↓
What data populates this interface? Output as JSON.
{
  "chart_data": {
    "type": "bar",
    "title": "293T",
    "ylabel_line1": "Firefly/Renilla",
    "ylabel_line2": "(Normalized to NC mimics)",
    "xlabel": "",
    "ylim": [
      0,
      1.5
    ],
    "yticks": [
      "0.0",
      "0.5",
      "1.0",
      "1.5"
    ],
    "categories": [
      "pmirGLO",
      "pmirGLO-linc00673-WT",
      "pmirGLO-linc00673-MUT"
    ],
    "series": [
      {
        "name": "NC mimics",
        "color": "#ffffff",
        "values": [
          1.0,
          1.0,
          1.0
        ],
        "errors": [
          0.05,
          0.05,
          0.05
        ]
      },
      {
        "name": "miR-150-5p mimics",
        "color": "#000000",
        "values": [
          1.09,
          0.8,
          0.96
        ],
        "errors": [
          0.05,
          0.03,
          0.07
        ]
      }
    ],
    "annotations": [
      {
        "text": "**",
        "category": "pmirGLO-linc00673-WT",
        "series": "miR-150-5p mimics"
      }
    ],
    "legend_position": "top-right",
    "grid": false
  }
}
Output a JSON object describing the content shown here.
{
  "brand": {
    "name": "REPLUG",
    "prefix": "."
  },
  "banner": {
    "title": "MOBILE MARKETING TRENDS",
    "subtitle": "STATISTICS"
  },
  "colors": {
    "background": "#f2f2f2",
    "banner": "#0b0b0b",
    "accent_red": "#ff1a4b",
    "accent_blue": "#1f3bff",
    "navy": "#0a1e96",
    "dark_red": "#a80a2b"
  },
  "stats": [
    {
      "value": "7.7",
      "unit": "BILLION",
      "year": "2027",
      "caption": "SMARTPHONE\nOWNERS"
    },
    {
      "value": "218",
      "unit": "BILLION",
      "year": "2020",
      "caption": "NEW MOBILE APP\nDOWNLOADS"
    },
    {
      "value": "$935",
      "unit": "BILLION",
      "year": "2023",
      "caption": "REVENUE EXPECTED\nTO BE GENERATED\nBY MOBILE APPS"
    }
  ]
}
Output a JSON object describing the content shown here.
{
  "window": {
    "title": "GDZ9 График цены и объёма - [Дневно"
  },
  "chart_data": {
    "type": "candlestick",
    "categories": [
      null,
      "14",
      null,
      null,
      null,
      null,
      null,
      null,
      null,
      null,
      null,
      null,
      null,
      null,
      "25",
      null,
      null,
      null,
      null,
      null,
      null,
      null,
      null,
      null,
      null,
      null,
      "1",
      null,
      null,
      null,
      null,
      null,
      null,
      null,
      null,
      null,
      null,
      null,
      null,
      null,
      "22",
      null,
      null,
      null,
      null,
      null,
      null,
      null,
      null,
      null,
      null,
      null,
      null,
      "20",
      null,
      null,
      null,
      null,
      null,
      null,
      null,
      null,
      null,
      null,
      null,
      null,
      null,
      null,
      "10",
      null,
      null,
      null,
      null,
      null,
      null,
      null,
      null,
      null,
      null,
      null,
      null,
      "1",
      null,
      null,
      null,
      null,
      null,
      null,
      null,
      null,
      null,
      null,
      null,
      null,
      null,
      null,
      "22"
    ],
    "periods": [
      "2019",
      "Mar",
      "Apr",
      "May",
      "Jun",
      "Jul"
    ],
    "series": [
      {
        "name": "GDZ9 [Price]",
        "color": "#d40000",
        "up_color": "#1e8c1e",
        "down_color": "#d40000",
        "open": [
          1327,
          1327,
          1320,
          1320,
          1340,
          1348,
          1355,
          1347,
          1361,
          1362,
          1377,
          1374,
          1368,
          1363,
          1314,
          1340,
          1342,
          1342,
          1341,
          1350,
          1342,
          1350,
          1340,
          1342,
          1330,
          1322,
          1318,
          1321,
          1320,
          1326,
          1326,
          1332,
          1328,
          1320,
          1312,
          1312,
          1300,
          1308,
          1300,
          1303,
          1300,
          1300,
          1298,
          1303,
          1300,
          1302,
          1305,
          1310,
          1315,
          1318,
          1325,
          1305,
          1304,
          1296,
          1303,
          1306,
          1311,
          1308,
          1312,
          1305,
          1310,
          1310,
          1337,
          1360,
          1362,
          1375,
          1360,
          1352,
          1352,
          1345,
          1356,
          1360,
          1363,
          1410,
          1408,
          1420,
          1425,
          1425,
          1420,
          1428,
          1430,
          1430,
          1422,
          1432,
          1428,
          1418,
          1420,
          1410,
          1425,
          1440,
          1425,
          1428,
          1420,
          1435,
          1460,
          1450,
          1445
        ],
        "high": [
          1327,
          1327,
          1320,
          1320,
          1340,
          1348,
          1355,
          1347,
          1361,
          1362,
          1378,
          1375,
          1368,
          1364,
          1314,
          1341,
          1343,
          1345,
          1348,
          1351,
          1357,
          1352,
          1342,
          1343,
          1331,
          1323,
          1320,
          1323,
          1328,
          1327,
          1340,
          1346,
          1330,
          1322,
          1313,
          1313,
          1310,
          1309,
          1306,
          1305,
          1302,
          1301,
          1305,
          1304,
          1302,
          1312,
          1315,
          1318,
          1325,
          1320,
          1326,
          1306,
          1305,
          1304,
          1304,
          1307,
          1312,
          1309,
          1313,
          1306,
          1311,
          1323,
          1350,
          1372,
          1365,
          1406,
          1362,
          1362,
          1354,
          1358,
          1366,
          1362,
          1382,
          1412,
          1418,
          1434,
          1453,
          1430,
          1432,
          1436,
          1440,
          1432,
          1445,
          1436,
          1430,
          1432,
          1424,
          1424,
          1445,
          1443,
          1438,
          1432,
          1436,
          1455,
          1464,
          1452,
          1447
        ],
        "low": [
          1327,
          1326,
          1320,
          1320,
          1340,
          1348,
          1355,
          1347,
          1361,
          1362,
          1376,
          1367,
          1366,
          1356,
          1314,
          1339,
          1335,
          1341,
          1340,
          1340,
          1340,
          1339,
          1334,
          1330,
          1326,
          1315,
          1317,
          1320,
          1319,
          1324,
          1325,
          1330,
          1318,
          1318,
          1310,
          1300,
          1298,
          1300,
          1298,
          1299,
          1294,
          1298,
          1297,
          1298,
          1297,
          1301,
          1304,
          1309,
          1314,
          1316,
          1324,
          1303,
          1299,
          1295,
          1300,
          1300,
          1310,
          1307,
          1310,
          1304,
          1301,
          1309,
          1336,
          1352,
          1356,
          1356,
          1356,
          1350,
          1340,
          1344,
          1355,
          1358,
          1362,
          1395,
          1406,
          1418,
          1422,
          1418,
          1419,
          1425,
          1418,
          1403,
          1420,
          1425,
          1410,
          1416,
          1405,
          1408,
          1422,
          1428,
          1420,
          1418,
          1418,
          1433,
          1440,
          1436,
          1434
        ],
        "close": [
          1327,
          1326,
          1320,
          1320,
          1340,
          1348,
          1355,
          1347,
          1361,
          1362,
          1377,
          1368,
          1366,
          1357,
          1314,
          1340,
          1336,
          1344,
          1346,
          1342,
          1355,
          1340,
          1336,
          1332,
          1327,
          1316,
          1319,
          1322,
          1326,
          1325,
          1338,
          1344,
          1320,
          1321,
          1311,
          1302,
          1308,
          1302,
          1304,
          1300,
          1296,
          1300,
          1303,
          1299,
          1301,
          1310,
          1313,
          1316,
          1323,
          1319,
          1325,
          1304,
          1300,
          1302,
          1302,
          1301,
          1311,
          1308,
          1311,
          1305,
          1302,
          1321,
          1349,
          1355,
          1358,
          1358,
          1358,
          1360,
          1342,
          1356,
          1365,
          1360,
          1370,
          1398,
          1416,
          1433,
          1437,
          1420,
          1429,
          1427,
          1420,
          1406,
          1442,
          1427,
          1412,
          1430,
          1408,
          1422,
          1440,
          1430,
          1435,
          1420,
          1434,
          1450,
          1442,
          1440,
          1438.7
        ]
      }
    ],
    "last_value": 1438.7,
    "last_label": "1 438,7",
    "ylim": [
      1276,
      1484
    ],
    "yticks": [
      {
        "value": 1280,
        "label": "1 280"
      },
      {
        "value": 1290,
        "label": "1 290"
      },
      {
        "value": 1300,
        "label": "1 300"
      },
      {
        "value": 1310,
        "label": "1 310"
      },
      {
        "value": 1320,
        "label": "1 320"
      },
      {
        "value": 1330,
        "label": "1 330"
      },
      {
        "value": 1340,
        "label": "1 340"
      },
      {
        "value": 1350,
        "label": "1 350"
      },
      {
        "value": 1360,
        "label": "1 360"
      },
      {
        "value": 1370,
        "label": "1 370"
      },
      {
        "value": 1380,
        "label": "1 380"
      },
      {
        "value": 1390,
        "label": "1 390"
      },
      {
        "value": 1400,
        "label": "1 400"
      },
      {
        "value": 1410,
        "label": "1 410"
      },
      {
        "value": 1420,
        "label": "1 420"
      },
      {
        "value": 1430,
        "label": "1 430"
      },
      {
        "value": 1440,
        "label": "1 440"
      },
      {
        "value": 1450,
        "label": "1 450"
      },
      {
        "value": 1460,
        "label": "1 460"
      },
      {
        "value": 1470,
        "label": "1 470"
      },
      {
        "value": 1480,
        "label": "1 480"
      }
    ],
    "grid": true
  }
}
↑
Problem to work on
Copy each line of the records containing the string "name".

Finished exercise
        "name": "NC mimics",
        "name": "miR-150-5p mimics",
    "name": "REPLUG",
        "name": "GDZ9 [Price]",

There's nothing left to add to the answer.